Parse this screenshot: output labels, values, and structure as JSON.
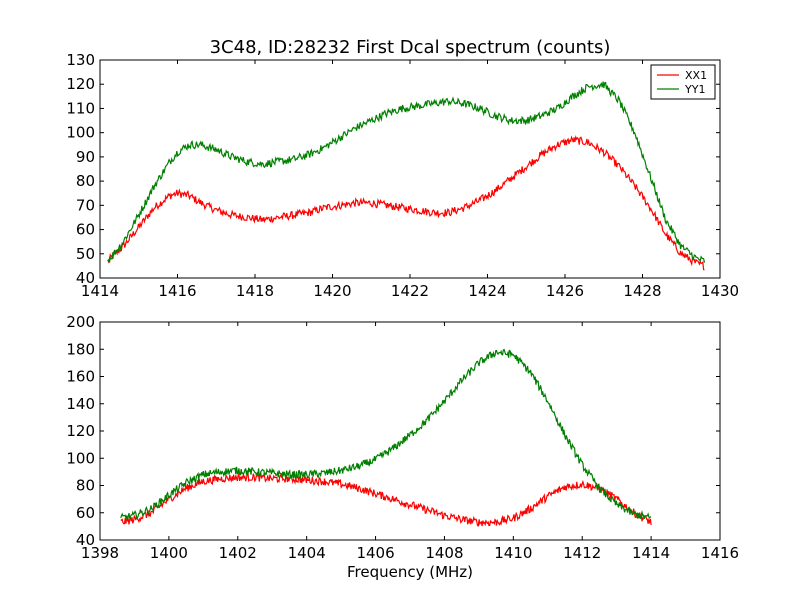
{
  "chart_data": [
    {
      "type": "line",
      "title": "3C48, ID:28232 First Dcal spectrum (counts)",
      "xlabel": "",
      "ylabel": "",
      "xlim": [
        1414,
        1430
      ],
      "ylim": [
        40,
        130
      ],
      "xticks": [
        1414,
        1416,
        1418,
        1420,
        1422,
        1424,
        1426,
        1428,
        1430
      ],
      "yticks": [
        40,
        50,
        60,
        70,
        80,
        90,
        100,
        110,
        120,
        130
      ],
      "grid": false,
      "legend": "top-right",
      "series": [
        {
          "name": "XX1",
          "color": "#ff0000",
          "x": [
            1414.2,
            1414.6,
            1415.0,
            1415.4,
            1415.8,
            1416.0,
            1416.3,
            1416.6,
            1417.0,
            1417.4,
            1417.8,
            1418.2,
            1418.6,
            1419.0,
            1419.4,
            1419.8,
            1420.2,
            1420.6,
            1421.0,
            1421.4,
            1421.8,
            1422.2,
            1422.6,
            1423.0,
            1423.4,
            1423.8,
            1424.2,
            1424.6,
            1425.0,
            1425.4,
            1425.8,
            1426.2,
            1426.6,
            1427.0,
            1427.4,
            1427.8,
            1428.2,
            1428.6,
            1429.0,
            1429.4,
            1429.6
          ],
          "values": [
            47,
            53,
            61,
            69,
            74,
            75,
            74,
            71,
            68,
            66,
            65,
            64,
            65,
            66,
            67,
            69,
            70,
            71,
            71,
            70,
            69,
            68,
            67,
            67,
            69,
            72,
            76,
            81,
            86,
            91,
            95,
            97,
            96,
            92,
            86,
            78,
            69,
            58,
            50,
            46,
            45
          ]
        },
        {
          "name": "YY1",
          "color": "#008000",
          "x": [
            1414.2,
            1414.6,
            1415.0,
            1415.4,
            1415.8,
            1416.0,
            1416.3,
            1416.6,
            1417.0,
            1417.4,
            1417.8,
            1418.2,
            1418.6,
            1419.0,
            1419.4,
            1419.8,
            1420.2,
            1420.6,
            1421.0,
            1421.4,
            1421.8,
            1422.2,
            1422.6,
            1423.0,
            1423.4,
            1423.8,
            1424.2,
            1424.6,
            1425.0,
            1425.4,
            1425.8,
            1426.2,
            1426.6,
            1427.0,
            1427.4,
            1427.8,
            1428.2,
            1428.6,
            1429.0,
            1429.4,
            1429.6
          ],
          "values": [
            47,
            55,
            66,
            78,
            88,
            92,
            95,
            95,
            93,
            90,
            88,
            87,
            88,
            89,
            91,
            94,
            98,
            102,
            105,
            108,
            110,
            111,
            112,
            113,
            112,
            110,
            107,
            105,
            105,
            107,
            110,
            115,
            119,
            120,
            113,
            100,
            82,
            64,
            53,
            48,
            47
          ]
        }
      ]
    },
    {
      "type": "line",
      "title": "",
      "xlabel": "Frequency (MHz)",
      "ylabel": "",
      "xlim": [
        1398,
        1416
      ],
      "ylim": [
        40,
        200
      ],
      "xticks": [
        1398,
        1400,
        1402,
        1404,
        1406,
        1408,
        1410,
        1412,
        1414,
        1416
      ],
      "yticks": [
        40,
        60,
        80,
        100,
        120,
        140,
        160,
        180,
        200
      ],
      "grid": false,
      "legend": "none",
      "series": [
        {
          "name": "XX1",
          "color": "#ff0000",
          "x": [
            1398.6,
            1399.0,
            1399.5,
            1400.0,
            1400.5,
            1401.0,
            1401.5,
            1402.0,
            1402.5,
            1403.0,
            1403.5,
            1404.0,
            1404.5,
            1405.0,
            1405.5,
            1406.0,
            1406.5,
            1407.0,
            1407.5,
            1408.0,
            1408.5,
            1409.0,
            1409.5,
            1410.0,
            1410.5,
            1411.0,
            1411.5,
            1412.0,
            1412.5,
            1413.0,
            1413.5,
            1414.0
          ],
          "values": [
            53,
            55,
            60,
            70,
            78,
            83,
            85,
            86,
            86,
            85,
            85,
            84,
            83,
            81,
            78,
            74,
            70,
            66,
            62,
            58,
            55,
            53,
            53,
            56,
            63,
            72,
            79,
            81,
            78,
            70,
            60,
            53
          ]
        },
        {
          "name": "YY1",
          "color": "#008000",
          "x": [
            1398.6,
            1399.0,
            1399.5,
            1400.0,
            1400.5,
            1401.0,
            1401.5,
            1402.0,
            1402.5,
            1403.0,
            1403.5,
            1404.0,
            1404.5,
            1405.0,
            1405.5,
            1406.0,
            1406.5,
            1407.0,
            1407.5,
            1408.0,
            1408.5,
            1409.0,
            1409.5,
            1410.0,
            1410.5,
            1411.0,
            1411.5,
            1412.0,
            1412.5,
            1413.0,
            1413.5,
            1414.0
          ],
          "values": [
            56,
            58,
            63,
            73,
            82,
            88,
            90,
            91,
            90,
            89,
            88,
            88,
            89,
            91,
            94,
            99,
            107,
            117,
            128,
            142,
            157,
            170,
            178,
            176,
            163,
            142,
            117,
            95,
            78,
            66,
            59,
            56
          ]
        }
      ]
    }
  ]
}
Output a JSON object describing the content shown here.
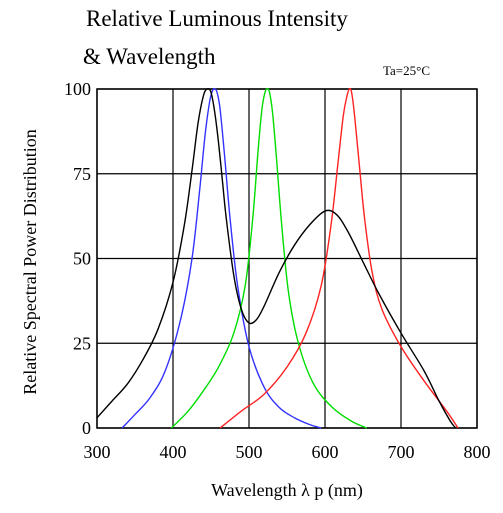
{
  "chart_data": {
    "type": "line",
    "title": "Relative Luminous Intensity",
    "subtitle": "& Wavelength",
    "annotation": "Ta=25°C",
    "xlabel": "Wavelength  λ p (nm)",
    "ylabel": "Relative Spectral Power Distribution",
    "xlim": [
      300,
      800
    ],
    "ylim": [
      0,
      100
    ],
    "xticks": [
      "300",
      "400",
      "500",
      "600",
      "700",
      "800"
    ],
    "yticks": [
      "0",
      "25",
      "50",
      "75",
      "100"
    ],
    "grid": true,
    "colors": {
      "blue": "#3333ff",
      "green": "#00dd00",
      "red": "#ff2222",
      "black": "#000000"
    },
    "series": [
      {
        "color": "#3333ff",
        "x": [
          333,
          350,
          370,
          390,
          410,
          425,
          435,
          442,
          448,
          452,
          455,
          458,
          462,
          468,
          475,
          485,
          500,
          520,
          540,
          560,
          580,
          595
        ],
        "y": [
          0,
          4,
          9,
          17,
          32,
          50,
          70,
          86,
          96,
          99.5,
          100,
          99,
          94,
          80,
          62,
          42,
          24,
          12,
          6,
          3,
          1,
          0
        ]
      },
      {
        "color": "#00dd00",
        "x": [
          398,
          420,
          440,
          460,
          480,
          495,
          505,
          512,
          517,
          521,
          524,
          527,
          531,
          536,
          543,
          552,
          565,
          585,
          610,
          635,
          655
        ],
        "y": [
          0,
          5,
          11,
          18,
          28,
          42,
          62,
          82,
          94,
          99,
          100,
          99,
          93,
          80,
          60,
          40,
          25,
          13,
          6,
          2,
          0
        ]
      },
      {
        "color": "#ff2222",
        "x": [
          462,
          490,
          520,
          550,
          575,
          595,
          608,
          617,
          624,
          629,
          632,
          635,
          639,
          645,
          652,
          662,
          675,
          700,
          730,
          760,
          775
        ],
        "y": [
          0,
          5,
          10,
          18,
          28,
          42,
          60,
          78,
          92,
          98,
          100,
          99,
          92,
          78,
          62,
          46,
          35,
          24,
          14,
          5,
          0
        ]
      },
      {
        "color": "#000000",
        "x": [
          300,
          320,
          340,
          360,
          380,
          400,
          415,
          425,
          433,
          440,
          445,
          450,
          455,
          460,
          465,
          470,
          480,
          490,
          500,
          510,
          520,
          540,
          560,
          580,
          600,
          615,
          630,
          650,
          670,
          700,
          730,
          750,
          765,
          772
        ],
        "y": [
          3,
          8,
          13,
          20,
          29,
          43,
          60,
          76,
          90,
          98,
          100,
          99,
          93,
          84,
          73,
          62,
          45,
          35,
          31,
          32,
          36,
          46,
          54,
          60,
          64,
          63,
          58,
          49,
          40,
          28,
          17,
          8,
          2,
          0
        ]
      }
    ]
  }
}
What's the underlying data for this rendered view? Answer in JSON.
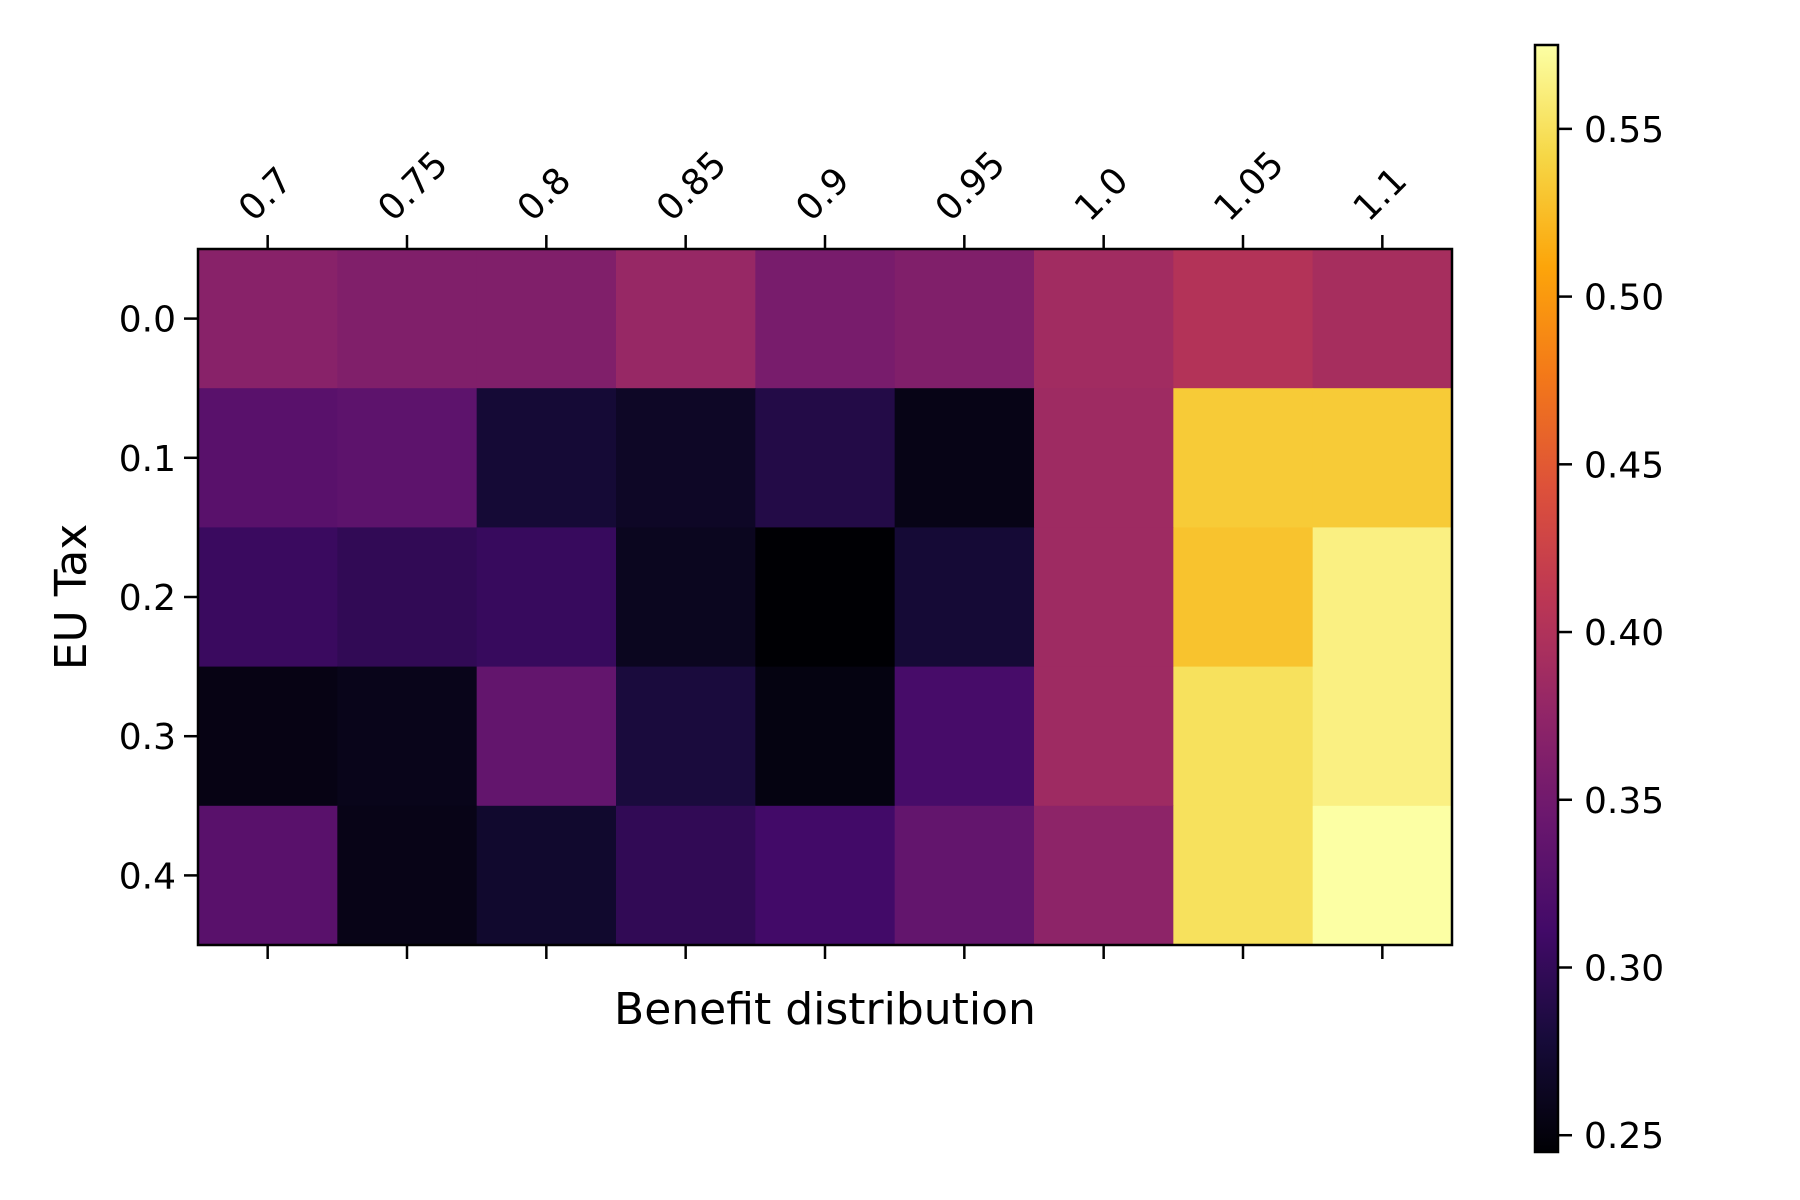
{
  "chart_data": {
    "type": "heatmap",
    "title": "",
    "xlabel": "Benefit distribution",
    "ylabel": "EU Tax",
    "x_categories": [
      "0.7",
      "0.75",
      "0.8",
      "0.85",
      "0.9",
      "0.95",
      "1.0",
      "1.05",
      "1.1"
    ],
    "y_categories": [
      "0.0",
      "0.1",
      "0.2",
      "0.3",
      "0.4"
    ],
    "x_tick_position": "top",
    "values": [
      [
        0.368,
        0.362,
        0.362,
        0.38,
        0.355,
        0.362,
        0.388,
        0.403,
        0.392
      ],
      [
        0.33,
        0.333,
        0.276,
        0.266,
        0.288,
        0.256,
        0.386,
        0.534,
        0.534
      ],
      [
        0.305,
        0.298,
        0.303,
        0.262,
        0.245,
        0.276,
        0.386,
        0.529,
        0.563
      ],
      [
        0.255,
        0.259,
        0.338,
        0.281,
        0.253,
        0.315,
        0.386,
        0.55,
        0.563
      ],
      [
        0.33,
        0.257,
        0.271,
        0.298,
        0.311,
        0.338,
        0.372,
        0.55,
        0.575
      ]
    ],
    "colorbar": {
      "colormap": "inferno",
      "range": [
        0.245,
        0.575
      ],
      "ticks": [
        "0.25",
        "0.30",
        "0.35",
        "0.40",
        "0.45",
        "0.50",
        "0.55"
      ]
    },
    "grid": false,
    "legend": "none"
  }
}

━━━━━━━━━━

Find the line with "What's the underlying" in the listing and extract it and all lines after it through the end, exactly, without the pictures.

What's the underlying data for this rendered view? Answer in JSON.
{
  "chart_data": {
    "type": "heatmap",
    "title": "",
    "xlabel": "Benefit distribution",
    "ylabel": "EU Tax",
    "x_categories": [
      "0.7",
      "0.75",
      "0.8",
      "0.85",
      "0.9",
      "0.95",
      "1.0",
      "1.05",
      "1.1"
    ],
    "y_categories": [
      "0.0",
      "0.1",
      "0.2",
      "0.3",
      "0.4"
    ],
    "x_tick_position": "top",
    "values": [
      [
        0.368,
        0.362,
        0.362,
        0.38,
        0.355,
        0.362,
        0.388,
        0.403,
        0.392
      ],
      [
        0.33,
        0.333,
        0.276,
        0.266,
        0.288,
        0.256,
        0.386,
        0.534,
        0.534
      ],
      [
        0.305,
        0.298,
        0.303,
        0.262,
        0.245,
        0.276,
        0.386,
        0.529,
        0.563
      ],
      [
        0.255,
        0.259,
        0.338,
        0.281,
        0.253,
        0.315,
        0.386,
        0.55,
        0.563
      ],
      [
        0.33,
        0.257,
        0.271,
        0.298,
        0.311,
        0.338,
        0.372,
        0.55,
        0.575
      ]
    ],
    "colorbar": {
      "colormap": "inferno",
      "range": [
        0.245,
        0.575
      ],
      "ticks": [
        "0.25",
        "0.30",
        "0.35",
        "0.40",
        "0.45",
        "0.50",
        "0.55"
      ]
    },
    "grid": false,
    "legend": "none"
  }
}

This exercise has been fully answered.